**Description of the task**
List, from the lines below, each one with "gear" in it.

───── Data listing

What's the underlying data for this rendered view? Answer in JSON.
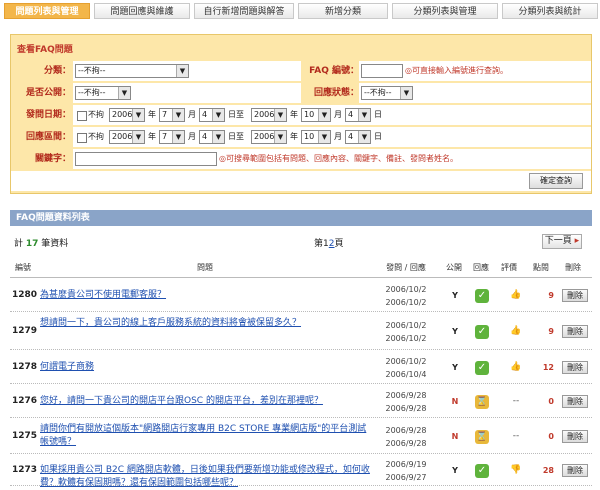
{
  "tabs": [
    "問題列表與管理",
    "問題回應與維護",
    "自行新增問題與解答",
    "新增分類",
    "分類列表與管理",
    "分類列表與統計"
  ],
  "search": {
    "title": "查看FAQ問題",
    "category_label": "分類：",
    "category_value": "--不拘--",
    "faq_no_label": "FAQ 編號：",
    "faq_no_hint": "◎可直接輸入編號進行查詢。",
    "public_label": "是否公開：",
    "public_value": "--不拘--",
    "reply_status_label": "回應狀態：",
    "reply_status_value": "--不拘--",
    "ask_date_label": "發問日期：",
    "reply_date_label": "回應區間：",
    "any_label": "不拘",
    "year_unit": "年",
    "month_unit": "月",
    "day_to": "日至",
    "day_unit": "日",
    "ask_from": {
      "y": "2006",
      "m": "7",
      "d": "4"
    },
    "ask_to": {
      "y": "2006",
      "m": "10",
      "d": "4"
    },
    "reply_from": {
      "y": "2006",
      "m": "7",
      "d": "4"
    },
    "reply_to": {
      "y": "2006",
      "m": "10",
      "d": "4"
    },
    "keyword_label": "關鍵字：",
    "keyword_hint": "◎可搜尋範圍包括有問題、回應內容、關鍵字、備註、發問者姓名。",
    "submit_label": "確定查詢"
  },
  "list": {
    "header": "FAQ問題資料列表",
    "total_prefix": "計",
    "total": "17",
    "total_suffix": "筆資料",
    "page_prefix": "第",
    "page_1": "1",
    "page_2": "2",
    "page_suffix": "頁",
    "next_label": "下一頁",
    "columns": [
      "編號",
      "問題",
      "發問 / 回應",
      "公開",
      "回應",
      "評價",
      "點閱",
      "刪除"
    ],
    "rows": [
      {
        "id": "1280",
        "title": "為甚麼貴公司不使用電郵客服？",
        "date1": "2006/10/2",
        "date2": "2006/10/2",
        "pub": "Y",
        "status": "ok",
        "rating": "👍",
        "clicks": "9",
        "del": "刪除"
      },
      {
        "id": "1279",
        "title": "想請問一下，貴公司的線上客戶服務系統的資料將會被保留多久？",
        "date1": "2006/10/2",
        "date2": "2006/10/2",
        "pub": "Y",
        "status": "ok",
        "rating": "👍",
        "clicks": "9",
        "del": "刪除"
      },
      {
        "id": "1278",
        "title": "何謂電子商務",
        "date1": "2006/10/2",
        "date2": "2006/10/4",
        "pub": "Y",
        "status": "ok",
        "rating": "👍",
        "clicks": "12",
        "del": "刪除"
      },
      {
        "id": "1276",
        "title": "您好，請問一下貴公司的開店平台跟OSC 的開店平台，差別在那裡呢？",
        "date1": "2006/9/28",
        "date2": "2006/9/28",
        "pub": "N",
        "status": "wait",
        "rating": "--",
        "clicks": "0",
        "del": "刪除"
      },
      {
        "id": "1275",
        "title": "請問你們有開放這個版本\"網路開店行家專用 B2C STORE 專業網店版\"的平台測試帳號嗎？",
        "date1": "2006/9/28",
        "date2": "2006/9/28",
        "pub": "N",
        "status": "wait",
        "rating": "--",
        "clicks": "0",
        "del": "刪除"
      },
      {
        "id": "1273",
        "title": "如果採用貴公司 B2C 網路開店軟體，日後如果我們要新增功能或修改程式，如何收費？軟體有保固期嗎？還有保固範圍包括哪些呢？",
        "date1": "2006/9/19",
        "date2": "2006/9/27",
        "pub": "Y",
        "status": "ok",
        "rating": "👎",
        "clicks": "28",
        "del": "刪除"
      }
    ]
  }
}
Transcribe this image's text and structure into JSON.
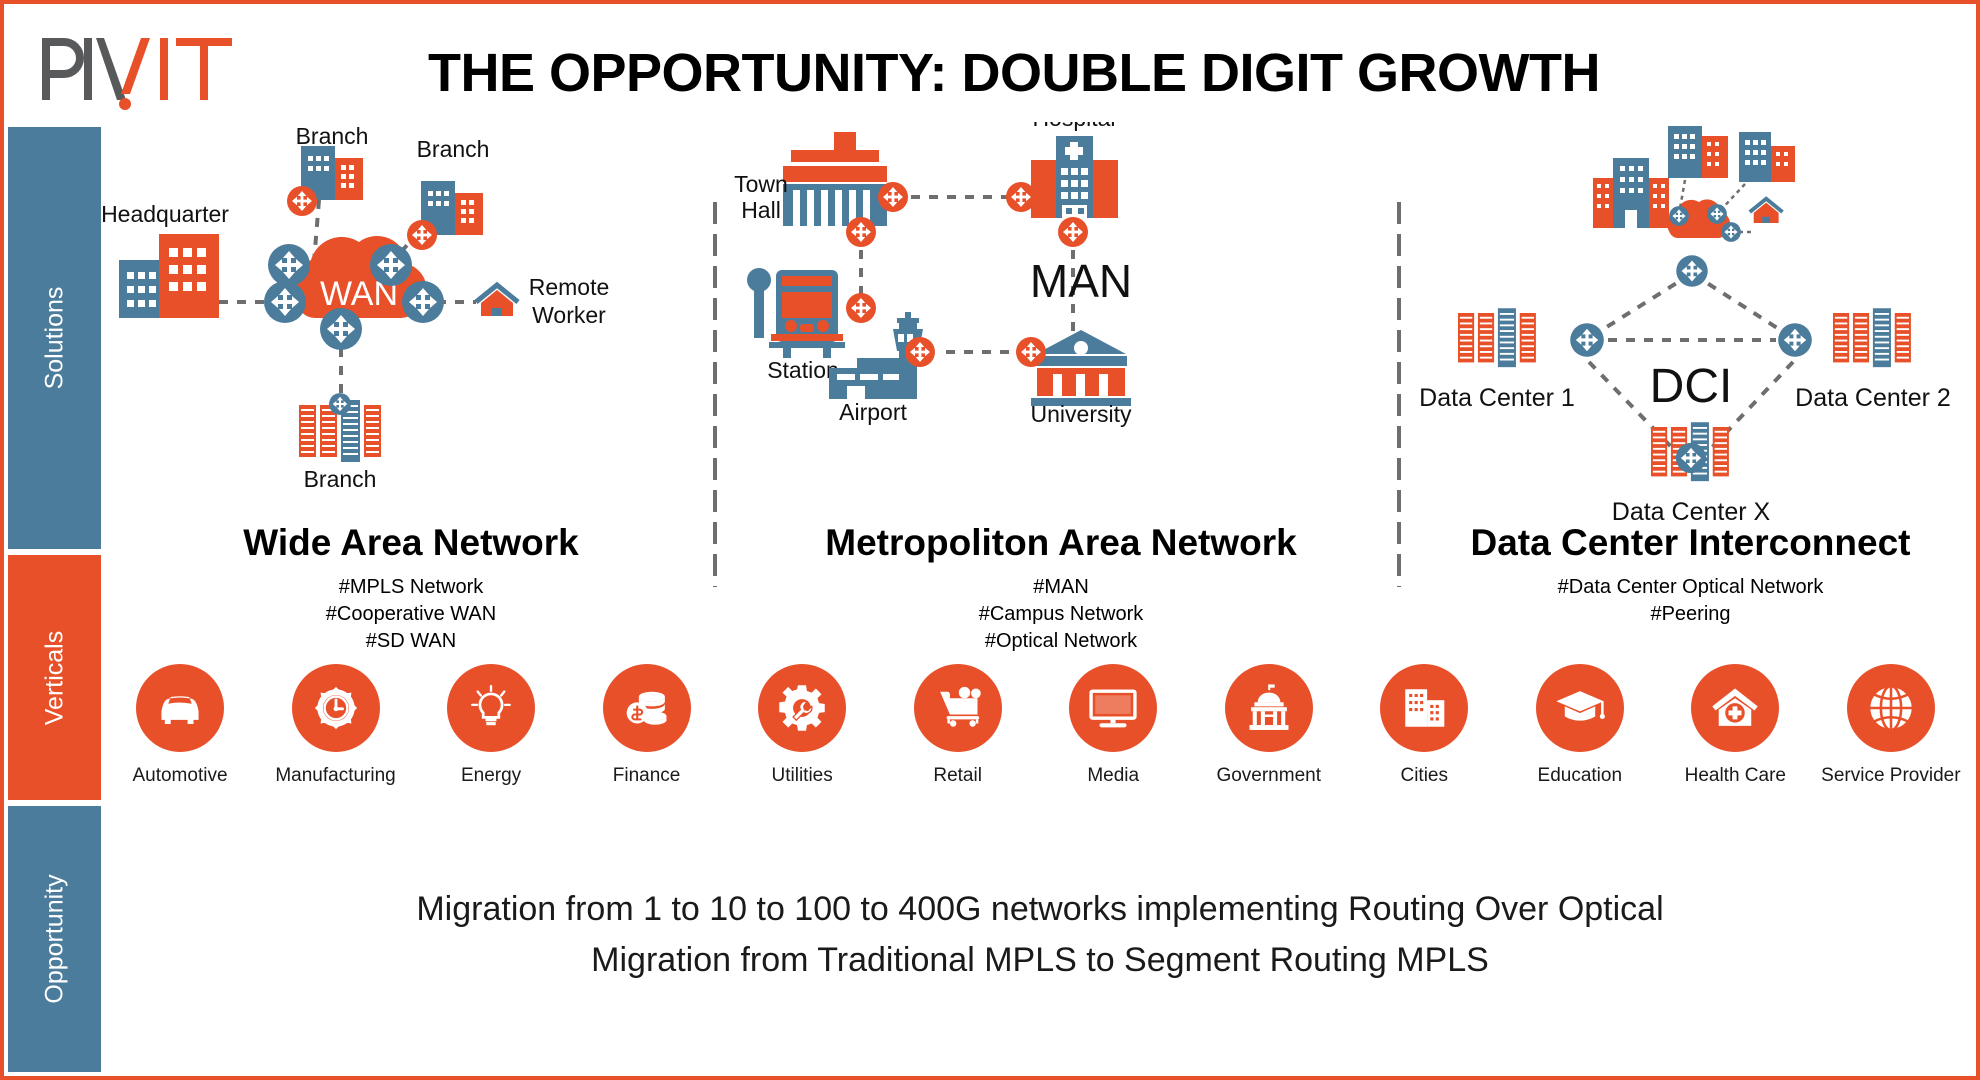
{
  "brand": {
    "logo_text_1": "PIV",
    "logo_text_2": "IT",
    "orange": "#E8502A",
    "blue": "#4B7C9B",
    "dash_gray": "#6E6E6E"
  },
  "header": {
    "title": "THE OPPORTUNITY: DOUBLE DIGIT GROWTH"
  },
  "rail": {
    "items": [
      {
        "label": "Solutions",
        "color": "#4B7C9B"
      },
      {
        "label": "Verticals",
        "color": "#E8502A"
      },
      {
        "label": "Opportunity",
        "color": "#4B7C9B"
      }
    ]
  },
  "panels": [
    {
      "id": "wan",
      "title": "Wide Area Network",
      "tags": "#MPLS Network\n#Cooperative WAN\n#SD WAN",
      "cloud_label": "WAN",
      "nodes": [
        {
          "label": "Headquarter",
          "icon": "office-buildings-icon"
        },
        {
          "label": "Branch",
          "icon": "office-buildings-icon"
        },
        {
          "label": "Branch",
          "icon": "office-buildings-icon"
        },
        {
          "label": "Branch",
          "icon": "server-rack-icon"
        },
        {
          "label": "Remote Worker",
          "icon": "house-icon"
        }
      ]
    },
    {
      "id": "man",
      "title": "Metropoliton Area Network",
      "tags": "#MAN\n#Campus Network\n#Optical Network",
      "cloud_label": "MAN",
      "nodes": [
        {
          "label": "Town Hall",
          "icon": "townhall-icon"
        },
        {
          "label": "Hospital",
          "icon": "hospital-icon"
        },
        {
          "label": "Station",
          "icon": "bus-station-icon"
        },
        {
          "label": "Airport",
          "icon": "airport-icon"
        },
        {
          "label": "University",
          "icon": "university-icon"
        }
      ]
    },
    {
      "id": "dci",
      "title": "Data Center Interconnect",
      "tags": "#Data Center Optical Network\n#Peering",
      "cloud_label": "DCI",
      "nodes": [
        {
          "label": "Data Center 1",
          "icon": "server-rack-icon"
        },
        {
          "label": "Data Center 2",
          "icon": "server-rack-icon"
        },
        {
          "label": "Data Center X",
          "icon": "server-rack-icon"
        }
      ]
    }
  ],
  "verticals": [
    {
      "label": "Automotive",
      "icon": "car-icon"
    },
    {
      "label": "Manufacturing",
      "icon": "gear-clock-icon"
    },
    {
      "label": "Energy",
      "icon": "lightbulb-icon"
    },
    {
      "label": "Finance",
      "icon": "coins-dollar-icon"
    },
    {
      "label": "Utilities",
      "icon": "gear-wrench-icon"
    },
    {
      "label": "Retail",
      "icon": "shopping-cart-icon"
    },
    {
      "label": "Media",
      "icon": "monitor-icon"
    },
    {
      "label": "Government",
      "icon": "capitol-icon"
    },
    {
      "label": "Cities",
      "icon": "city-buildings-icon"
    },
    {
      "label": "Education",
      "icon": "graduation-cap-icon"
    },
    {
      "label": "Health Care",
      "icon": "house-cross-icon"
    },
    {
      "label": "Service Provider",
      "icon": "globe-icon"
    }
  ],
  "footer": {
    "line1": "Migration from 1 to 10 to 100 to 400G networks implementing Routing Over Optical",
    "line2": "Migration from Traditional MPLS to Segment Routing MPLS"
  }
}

──────────
───── Data listing

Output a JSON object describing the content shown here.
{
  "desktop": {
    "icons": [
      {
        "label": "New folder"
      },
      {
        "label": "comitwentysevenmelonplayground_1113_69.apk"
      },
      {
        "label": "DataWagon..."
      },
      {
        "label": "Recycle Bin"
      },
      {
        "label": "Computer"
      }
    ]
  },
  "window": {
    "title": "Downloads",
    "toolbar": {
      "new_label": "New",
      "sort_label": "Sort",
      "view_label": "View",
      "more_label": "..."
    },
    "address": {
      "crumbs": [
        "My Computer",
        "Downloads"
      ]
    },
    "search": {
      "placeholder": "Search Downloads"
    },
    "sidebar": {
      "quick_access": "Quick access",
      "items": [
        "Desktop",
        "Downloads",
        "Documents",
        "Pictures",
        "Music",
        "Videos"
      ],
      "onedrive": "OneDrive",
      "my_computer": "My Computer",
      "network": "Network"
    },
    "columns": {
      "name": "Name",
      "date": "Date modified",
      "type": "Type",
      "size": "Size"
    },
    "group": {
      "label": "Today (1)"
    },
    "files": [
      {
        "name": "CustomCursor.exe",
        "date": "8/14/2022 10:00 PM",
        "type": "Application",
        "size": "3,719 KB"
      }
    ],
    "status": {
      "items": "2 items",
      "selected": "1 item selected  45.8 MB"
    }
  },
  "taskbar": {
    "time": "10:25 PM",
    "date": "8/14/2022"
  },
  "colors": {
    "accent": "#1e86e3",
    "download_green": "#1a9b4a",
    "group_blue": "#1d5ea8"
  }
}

──────────
───── Data listing

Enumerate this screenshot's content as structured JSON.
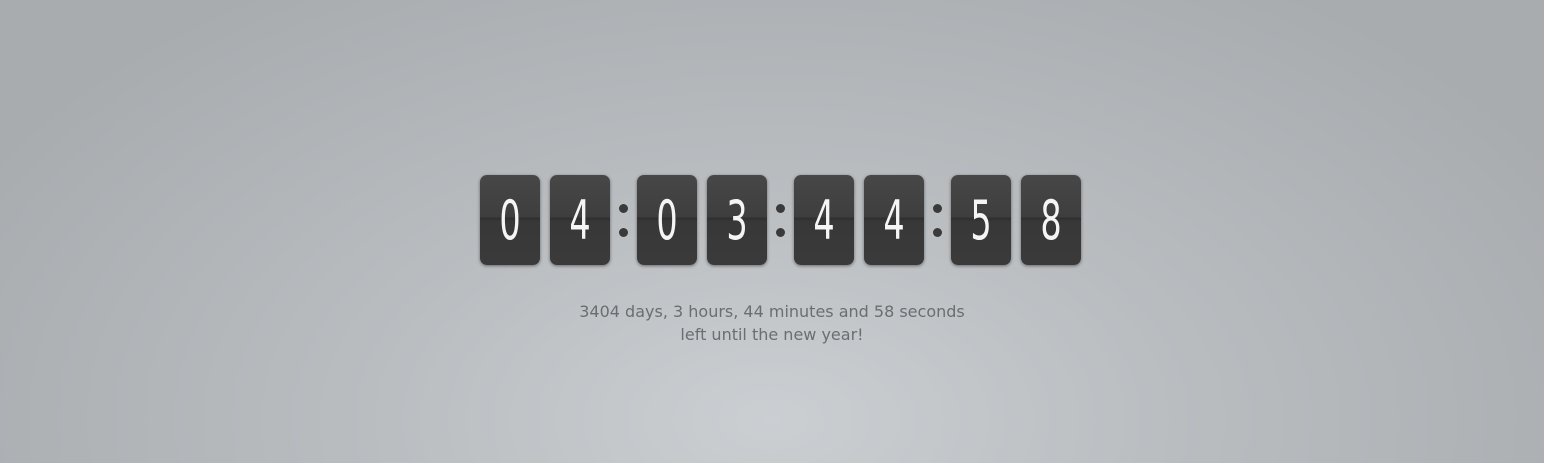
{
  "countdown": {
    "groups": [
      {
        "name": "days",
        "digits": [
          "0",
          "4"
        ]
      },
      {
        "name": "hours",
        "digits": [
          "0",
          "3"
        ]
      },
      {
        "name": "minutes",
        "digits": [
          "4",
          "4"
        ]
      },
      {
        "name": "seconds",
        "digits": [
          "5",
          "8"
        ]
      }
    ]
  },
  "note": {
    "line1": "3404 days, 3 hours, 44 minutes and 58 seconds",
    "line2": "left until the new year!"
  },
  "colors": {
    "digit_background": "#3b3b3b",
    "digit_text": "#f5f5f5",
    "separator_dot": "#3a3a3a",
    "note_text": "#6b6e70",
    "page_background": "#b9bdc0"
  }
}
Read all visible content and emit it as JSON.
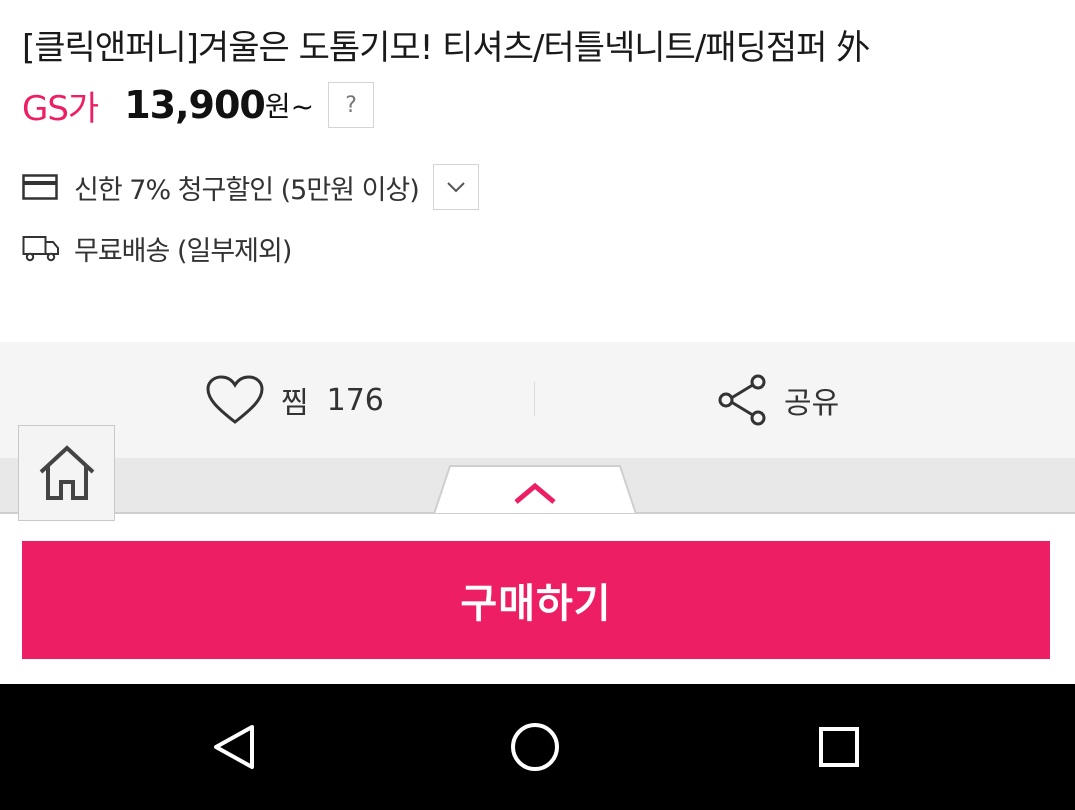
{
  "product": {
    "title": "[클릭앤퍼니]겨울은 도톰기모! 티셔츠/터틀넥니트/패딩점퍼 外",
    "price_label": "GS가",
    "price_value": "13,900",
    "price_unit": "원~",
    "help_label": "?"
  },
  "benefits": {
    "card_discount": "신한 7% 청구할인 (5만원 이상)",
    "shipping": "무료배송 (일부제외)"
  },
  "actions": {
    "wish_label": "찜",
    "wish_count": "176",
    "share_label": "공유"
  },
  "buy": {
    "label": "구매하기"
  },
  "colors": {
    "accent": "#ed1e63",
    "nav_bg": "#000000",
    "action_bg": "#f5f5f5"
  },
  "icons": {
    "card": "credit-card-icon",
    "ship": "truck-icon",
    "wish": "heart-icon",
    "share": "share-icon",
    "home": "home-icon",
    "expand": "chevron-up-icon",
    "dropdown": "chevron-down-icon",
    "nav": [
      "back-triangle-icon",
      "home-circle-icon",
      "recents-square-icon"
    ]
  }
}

──────────

**Reply to the task**
      "icon": "gear-clock-icon"
      "icon": "gear-wrench-icon"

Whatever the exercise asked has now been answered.